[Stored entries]
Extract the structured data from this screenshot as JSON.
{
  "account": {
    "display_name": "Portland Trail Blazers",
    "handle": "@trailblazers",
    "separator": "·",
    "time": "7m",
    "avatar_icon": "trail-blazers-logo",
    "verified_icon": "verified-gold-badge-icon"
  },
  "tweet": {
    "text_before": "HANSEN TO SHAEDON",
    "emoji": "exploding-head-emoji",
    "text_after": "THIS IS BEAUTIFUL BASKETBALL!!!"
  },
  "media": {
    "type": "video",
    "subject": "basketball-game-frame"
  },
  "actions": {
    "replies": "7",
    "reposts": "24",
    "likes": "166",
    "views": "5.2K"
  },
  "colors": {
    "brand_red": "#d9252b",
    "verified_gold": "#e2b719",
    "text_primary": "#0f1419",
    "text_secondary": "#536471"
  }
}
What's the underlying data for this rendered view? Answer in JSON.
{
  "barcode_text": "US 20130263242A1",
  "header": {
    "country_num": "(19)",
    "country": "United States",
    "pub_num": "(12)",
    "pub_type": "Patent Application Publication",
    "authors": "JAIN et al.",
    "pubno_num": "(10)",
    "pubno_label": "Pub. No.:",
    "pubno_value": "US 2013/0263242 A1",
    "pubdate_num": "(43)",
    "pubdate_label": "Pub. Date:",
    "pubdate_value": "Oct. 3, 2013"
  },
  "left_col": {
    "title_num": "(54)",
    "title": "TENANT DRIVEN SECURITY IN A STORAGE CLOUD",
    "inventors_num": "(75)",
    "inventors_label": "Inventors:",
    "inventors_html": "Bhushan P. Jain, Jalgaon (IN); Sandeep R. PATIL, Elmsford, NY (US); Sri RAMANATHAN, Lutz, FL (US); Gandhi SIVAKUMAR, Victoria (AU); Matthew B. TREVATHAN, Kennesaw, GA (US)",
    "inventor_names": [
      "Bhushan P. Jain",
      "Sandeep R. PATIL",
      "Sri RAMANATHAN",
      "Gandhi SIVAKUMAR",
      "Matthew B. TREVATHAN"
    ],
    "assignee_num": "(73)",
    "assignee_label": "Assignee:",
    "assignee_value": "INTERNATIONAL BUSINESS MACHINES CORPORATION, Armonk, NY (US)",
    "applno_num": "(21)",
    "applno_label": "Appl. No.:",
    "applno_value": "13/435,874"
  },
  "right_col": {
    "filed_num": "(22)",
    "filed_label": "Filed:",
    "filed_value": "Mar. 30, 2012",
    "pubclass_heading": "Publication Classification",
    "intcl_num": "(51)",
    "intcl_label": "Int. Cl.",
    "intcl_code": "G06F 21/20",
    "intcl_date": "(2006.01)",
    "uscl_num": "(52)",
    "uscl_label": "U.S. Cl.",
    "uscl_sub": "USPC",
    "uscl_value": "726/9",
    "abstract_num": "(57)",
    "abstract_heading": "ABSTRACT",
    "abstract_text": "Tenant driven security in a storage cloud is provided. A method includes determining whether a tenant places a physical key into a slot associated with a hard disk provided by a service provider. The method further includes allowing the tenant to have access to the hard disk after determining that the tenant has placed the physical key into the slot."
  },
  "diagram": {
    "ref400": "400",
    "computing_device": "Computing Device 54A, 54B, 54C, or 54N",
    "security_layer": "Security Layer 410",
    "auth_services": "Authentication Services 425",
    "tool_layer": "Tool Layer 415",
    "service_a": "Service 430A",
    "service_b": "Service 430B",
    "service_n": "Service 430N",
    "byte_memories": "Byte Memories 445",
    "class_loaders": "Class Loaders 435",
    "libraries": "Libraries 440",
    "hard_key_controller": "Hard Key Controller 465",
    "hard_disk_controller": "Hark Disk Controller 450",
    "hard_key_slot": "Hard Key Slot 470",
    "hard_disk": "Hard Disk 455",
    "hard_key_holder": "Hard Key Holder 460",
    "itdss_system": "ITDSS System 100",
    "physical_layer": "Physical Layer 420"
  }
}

→ **The problem**
Copy every record exactly as presented.

→ **Written response**
Extract the structured data from this screenshot as JSON.
{
  "account": {
    "display_name": "Portland Trail Blazers",
    "handle": "@trailblazers",
    "separator": "·",
    "time": "7m",
    "avatar_icon": "trail-blazers-logo",
    "verified_icon": "verified-gold-badge-icon"
  },
  "tweet": {
    "text_before": "HANSEN TO SHAEDON",
    "emoji": "exploding-head-emoji",
    "text_after": "THIS IS BEAUTIFUL BASKETBALL!!!"
  },
  "media": {
    "type": "video",
    "subject": "basketball-game-frame"
  },
  "actions": {
    "replies": "7",
    "reposts": "24",
    "likes": "166",
    "views": "5.2K"
  },
  "colors": {
    "brand_red": "#d9252b",
    "verified_gold": "#e2b719",
    "text_primary": "#0f1419",
    "text_secondary": "#536471"
  }
}
What's the underlying data for this rendered view? Answer in JSON.
{
  "barcode_text": "US 20130263242A1",
  "header": {
    "country_num": "(19)",
    "country": "United States",
    "pub_num": "(12)",
    "pub_type": "Patent Application Publication",
    "authors": "JAIN et al.",
    "pubno_num": "(10)",
    "pubno_label": "Pub. No.:",
    "pubno_value": "US 2013/0263242 A1",
    "pubdate_num": "(43)",
    "pubdate_label": "Pub. Date:",
    "pubdate_value": "Oct. 3, 2013"
  },
  "left_col": {
    "title_num": "(54)",
    "title": "TENANT DRIVEN SECURITY IN A STORAGE CLOUD",
    "inventors_num": "(75)",
    "inventors_label": "Inventors:",
    "inventors_html": "Bhushan P. Jain, Jalgaon (IN); Sandeep R. PATIL, Elmsford, NY (US); Sri RAMANATHAN, Lutz, FL (US); Gandhi SIVAKUMAR, Victoria (AU); Matthew B. TREVATHAN, Kennesaw, GA (US)",
    "inventor_names": [
      "Bhushan P. Jain",
      "Sandeep R. PATIL",
      "Sri RAMANATHAN",
      "Gandhi SIVAKUMAR",
      "Matthew B. TREVATHAN"
    ],
    "assignee_num": "(73)",
    "assignee_label": "Assignee:",
    "assignee_value": "INTERNATIONAL BUSINESS MACHINES CORPORATION, Armonk, NY (US)",
    "applno_num": "(21)",
    "applno_label": "Appl. No.:",
    "applno_value": "13/435,874"
  },
  "right_col": {
    "filed_num": "(22)",
    "filed_label": "Filed:",
    "filed_value": "Mar. 30, 2012",
    "pubclass_heading": "Publication Classification",
    "intcl_num": "(51)",
    "intcl_label": "Int. Cl.",
    "intcl_code": "G06F 21/20",
    "intcl_date": "(2006.01)",
    "uscl_num": "(52)",
    "uscl_label": "U.S. Cl.",
    "uscl_sub": "USPC",
    "uscl_value": "726/9",
    "abstract_num": "(57)",
    "abstract_heading": "ABSTRACT",
    "abstract_text": "Tenant driven security in a storage cloud is provided. A method includes determining whether a tenant places a physical key into a slot associated with a hard disk provided by a service provider. The method further includes allowing the tenant to have access to the hard disk after determining that the tenant has placed the physical key into the slot."
  },
  "diagram": {
    "ref400": "400",
    "computing_device": "Computing Device 54A, 54B, 54C, or 54N",
    "security_layer": "Security Layer 410",
    "auth_services": "Authentication Services 425",
    "tool_layer": "Tool Layer 415",
    "service_a": "Service 430A",
    "service_b": "Service 430B",
    "service_n": "Service 430N",
    "byte_memories": "Byte Memories 445",
    "class_loaders": "Class Loaders 435",
    "libraries": "Libraries 440",
    "hard_key_controller": "Hard Key Controller 465",
    "hard_disk_controller": "Hark Disk Controller 450",
    "hard_key_slot": "Hard Key Slot 470",
    "hard_disk": "Hard Disk 455",
    "hard_key_holder": "Hard Key Holder 460",
    "itdss_system": "ITDSS System 100",
    "physical_layer": "Physical Layer 420"
  }
}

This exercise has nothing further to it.